» CHALLENGE 1: Copy out word for word the stretch of the license agreement below from "KES SOFTWARE LICENSE" through "any applicable law.".

» TEXT PASSAGE:
11. General Provisions. Neither this Agreement nor any part or portion hereof shall be assigned, sublicensed or otherwise transferred by you. Should any provision of this Agreement be held to be void, invalid, unenforceable or illegal by a court, the validity and enforceability of the other provisions shall not be affected thereby. If any provision is determined to be unenforceable, you agree to a modification of such provision to provide for enforcement of the provision's intent, to the extent permitted by applicable law. Failure of a party to enforce any provision of this Agreement shall not constitute or be construed as a waiver of such provision or of the right to enforce such provision. If you fail to comply with any terms of this Agreement, YOUR LICENSE IS AUTOMATICALLY TERMINATED.
YOU ACKNOWLEDGE THAT YOU HAVE READ THIS AGREEMENT, THAT YOU UNDERSTAND THIS AGREEMENT, AND UNDERSTAND THAT BY CONTINUING THE INSTALLATION OF THE SOFTWARE, BY LOADING OR RUNNING THE SOFTWARE, OR BY PLACING OR COPYING THE SOFTWARE ONTO YOUR COMPUTER HARD DRIVE, YOU AGREE TO BE BOUND BY THIS AGREEMENT'S TERMS AND CONDITIONS. YOU FURTHER AGREE THAT, EXCEPT FOR WRITTEN SEPARATE AGREEMENTS BETWEEN KES AND YOU, THIS AGREEMENT IS A COMPLETE AND EXCLUSIVE STATEMENT OF THE RIGHTS AND LIABILITIES OF THE PARTIES. THIS AGREEMENT SUPERSEDES ALL PRIOR ORAL AGREEMENTS, PROPOSALS OR UNDERSTANDINGS, AND ANY OTHER COMMUNICATIONS BETWEEN KES AND YOU RELATING TO THE SUBJECT MATTER OF THIS AGREEMENT.
LIMITED USE SOFTWARE LICENSE AGREEMENT
This Limited Use Software License Agreement (the "Agreement") is a legal agreement between you, the end-user, and Knife Edge Software ("KES"). By continuing the installation of this game program, by loading or running the game, or by placing or copying the game program onto your computer hard drive, you are agreeing to be bound by the terms of this Agreement. If you do not agree to the terms of this Agreement, promptly return the game program and the accompanying items (including all written materials), along with your receipt to the place from where you obtained them for a full refund.
KES SOFTWARE LICENSE
1. Grant of License. KES grants to you the limited right to use one (1) copy of the enclosed or foregoing game program (the "Software") on a single computer. You have no ownership or proprietary rights in or to the Software or the written materials accompanying the Software. For purposes of this section, "use" means loading the Software into RAM, as well as installation on a hard disk or other storage device. The Software shall be either returned to KES or destroyed when no longer used in accordance with this Agreement, or when the right to use the Software is terminated. You agree that the Software will not be shipped, transferred or exported into any country in violation of the U.S. Export Administration Act (or any other law governing such matters) and that you will not utilize, in any other manner, the Software in violation of any applicable law.

» CHALLENGE 2: Give the stretch from the start of the listing through the line containing "calendar-cell: 14Sunrise: 5:56" as a numbered list, leaving out blank lines.

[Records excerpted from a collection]
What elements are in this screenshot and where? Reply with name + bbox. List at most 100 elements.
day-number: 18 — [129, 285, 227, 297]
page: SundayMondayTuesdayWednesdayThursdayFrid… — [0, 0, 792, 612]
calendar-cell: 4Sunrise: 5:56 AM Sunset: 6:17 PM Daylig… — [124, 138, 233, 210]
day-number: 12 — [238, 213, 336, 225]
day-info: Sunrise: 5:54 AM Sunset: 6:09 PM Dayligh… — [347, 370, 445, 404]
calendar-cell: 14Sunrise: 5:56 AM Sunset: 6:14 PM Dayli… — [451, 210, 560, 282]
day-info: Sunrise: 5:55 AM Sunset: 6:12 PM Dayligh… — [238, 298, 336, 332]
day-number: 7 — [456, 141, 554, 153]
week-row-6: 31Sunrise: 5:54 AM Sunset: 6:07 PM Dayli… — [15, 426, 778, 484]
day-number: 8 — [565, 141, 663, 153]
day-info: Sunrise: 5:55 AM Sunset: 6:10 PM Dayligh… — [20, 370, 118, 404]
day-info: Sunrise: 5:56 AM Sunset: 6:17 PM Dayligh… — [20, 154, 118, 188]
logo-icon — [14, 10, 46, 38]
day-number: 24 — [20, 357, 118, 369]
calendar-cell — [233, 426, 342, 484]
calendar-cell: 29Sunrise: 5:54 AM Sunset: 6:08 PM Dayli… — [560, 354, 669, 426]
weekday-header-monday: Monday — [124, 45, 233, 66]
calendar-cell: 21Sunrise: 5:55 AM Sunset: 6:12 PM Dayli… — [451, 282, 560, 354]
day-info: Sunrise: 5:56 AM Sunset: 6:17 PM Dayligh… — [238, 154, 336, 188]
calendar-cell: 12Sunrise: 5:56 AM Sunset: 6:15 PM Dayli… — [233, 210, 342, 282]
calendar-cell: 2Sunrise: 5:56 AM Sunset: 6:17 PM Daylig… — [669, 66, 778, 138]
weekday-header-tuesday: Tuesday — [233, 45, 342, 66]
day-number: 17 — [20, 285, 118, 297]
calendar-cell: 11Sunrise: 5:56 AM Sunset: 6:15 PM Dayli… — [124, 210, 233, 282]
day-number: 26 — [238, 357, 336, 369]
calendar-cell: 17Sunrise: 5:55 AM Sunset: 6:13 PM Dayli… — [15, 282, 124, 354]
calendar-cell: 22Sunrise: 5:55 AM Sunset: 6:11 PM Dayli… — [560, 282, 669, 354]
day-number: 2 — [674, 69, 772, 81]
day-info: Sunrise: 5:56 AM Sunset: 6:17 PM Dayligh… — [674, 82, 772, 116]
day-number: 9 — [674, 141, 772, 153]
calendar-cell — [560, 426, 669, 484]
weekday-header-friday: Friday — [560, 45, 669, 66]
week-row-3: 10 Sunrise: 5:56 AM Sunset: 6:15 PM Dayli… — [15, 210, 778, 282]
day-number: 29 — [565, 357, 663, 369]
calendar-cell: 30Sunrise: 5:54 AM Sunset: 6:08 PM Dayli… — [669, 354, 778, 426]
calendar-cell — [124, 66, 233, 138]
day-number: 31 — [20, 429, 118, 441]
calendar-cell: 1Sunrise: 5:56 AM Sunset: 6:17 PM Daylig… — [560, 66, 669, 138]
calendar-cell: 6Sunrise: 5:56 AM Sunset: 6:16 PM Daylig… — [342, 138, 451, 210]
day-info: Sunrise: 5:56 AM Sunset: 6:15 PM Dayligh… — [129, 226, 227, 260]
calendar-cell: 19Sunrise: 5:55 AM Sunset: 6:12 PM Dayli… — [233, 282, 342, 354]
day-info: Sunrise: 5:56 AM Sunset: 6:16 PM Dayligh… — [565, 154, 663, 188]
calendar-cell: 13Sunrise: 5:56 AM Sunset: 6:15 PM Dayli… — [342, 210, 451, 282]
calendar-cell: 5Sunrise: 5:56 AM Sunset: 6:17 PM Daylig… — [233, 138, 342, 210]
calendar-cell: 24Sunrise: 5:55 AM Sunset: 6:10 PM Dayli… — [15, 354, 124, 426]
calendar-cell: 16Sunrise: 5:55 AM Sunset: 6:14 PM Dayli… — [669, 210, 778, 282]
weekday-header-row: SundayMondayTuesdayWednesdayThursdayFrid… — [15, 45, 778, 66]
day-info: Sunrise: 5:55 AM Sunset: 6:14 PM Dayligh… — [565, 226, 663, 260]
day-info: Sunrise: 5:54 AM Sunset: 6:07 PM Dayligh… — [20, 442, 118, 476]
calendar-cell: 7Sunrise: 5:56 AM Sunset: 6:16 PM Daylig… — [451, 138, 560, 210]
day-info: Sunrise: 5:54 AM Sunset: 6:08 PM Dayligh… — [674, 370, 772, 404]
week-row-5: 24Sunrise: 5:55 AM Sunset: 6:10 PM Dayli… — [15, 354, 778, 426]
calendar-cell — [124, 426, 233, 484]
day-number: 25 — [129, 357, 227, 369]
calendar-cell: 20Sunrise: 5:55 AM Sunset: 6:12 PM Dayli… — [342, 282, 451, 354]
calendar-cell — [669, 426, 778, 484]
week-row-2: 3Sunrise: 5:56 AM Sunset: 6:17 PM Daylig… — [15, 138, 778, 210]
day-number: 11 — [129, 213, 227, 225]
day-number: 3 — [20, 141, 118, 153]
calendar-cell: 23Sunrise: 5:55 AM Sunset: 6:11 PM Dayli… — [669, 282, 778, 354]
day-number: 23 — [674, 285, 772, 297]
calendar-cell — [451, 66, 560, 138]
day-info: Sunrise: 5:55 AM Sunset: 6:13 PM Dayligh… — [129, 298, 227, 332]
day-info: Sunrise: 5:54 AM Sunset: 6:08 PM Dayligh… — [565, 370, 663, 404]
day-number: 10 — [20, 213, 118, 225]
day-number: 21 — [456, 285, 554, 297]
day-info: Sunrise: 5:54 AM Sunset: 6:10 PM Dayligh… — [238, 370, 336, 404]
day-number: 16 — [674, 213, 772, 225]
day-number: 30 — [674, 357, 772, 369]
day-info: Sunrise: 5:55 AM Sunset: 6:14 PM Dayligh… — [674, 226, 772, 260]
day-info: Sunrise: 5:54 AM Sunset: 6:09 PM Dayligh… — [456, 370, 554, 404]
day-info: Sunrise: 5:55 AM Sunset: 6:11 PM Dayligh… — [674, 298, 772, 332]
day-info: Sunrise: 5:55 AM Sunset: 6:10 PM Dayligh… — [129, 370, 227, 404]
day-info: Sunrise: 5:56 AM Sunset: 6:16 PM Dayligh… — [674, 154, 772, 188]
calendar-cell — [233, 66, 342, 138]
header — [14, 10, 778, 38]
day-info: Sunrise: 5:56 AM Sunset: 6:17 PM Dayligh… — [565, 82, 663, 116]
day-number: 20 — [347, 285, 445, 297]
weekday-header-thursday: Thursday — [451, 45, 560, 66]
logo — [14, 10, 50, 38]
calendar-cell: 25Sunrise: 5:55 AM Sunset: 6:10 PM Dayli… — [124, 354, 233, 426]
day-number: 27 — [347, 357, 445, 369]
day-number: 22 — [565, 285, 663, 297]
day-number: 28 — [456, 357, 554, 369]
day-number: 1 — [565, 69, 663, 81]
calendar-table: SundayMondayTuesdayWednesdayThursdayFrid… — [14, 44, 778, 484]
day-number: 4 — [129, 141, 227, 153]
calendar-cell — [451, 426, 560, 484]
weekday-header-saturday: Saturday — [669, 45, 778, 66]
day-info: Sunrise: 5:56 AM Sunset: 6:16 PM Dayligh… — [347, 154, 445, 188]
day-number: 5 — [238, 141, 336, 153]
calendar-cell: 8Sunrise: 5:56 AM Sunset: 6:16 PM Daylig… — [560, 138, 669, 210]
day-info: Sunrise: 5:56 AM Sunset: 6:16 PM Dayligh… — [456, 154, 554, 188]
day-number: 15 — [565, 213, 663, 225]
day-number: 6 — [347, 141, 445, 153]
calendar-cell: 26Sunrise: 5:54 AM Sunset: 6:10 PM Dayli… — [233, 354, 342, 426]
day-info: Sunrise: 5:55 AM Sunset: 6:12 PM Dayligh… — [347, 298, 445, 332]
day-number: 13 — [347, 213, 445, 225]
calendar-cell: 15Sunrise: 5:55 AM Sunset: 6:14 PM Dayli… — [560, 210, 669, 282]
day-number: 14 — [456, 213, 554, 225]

» RESPONSE 1:
KES SOFTWARE LICENSE
1. Grant of License. KES grants to you the limited right to use one (1) copy of the enclosed or foregoing game program (the "Software") on a single computer. You have no ownership or proprietary rights in or to the Software or the written materials accompanying the Software. For purposes of this section, "use" means loading the Software into RAM, as well as installation on a hard disk or other storage device. The Software shall be either returned to KES or destroyed when no longer used in accordance with this Agreement, or when the right to use the Software is terminated. You agree that the Software will not be shipped, transferred or exported into any country in violation of the U.S. Export Administration Act (or any other law governing such matters) and that you will not utilize, in any other manner, the Software in violation of any applicable law.

» RESPONSE 2:
1. What elements are in this screenshot and where? Reply with name + bbox. List at most 100 elements.
2. day-number: 18 — [129, 285, 227, 297]
3. page: SundayMondayTuesdayWednesdayThursdayFrid… — [0, 0, 792, 612]
4. calendar-cell: 4Sunrise: 5:56 AM Sunset: 6:17 PM Daylig… — [124, 138, 233, 210]
5. day-number: 12 — [238, 213, 336, 225]
6. day-info: Sunrise: 5:54 AM Sunset: 6:09 PM Dayligh… — [347, 370, 445, 404]
7. calendar-cell: 14Sunrise: 5:56 AM Sunset: 6:14 PM Dayli… — [451, 210, 560, 282]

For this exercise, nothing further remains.